--- Goal ---
How many lines in the entries below include the string "согласно"? Answer with the number only.

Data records
☆ ☆ ☆ ☆ ☆ ☆ ☆

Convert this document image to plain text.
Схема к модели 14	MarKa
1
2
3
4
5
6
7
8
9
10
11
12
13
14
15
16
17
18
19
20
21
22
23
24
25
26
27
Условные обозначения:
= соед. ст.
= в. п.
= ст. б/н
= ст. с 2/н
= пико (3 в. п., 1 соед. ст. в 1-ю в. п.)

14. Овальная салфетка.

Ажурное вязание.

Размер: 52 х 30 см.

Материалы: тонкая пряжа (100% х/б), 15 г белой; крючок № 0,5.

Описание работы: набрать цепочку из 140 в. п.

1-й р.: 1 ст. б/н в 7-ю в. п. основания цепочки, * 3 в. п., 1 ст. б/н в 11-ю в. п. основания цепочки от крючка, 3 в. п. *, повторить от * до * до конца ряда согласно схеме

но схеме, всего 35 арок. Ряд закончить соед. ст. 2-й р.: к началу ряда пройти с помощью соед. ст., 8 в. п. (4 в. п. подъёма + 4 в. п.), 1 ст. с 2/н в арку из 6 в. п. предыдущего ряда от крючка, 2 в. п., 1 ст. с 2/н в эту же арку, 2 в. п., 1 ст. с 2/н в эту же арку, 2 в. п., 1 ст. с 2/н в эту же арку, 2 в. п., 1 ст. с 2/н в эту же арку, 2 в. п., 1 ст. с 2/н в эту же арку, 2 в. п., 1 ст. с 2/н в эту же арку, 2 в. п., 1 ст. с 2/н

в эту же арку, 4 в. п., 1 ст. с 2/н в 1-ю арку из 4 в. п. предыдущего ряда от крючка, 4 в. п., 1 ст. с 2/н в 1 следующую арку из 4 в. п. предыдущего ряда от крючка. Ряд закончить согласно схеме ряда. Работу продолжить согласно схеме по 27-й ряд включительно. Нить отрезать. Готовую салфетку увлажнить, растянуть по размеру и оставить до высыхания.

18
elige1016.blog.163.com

☆ ☆ ☆ ☆ ☆ ☆ ☆

--- Answer in full ---
2